_WHAT IS NEEDED_: Reproduce the listing below in its entirety. Change nothing.

━━━━━━

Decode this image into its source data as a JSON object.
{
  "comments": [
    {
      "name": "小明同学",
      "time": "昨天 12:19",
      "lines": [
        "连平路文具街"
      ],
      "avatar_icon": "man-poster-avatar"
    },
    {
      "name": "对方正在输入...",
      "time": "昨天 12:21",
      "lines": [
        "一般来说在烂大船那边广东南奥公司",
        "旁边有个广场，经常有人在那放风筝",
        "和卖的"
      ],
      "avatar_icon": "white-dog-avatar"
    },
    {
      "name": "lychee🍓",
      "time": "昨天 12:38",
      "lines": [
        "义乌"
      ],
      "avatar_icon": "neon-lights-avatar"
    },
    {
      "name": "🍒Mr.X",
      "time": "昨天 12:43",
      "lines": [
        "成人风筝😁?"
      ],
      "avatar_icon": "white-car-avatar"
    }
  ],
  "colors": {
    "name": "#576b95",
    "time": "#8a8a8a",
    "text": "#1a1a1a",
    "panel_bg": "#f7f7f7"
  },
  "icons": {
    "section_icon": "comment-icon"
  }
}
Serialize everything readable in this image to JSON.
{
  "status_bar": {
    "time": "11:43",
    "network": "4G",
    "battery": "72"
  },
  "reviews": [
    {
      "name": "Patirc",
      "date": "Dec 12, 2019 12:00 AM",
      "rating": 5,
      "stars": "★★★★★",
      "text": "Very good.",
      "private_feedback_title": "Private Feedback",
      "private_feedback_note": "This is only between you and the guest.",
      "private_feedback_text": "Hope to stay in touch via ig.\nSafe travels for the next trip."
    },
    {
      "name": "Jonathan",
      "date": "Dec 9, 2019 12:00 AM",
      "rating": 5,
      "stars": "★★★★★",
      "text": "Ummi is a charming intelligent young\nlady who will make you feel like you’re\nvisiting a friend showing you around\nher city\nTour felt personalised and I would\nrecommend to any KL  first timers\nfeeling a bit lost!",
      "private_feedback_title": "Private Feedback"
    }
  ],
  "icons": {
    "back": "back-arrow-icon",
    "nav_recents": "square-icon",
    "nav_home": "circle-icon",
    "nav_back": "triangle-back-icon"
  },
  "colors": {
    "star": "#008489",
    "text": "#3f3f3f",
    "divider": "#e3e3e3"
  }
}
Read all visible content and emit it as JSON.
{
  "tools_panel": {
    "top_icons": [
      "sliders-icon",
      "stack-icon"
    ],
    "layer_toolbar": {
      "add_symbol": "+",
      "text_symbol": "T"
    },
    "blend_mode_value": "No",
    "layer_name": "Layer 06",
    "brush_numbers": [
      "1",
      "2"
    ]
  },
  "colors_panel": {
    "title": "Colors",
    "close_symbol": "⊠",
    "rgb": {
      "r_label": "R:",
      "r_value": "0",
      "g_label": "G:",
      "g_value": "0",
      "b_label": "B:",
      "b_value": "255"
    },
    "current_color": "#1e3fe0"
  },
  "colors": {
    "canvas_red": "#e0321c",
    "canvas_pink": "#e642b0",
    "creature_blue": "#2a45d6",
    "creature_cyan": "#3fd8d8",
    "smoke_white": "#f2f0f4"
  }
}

━━━━━━

_RIGHT ANSWER_:
Decode this image into its source data as a JSON object.
{
  "comments": [
    {
      "name": "小明同学",
      "time": "昨天 12:19",
      "lines": [
        "连平路文具街"
      ],
      "avatar_icon": "man-poster-avatar"
    },
    {
      "name": "对方正在输入...",
      "time": "昨天 12:21",
      "lines": [
        "一般来说在烂大船那边广东南奥公司",
        "旁边有个广场，经常有人在那放风筝",
        "和卖的"
      ],
      "avatar_icon": "white-dog-avatar"
    },
    {
      "name": "lychee🍓",
      "time": "昨天 12:38",
      "lines": [
        "义乌"
      ],
      "avatar_icon": "neon-lights-avatar"
    },
    {
      "name": "🍒Mr.X",
      "time": "昨天 12:43",
      "lines": [
        "成人风筝😁?"
      ],
      "avatar_icon": "white-car-avatar"
    }
  ],
  "colors": {
    "name": "#576b95",
    "time": "#8a8a8a",
    "text": "#1a1a1a",
    "panel_bg": "#f7f7f7"
  },
  "icons": {
    "section_icon": "comment-icon"
  }
}
Serialize everything readable in this image to JSON.
{
  "status_bar": {
    "time": "11:43",
    "network": "4G",
    "battery": "72"
  },
  "reviews": [
    {
      "name": "Patirc",
      "date": "Dec 12, 2019 12:00 AM",
      "rating": 5,
      "stars": "★★★★★",
      "text": "Very good.",
      "private_feedback_title": "Private Feedback",
      "private_feedback_note": "This is only between you and the guest.",
      "private_feedback_text": "Hope to stay in touch via ig.\nSafe travels for the next trip."
    },
    {
      "name": "Jonathan",
      "date": "Dec 9, 2019 12:00 AM",
      "rating": 5,
      "stars": "★★★★★",
      "text": "Ummi is a charming intelligent young\nlady who will make you feel like you’re\nvisiting a friend showing you around\nher city\nTour felt personalised and I would\nrecommend to any KL  first timers\nfeeling a bit lost!",
      "private_feedback_title": "Private Feedback"
    }
  ],
  "icons": {
    "back": "back-arrow-icon",
    "nav_recents": "square-icon",
    "nav_home": "circle-icon",
    "nav_back": "triangle-back-icon"
  },
  "colors": {
    "star": "#008489",
    "text": "#3f3f3f",
    "divider": "#e3e3e3"
  }
}
Read all visible content and emit it as JSON.
{
  "tools_panel": {
    "top_icons": [
      "sliders-icon",
      "stack-icon"
    ],
    "layer_toolbar": {
      "add_symbol": "+",
      "text_symbol": "T"
    },
    "blend_mode_value": "No",
    "layer_name": "Layer 06",
    "brush_numbers": [
      "1",
      "2"
    ]
  },
  "colors_panel": {
    "title": "Colors",
    "close_symbol": "⊠",
    "rgb": {
      "r_label": "R:",
      "r_value": "0",
      "g_label": "G:",
      "g_value": "0",
      "b_label": "B:",
      "b_value": "255"
    },
    "current_color": "#1e3fe0"
  },
  "colors": {
    "canvas_red": "#e0321c",
    "canvas_pink": "#e642b0",
    "creature_blue": "#2a45d6",
    "creature_cyan": "#3fd8d8",
    "smoke_white": "#f2f0f4"
  }
}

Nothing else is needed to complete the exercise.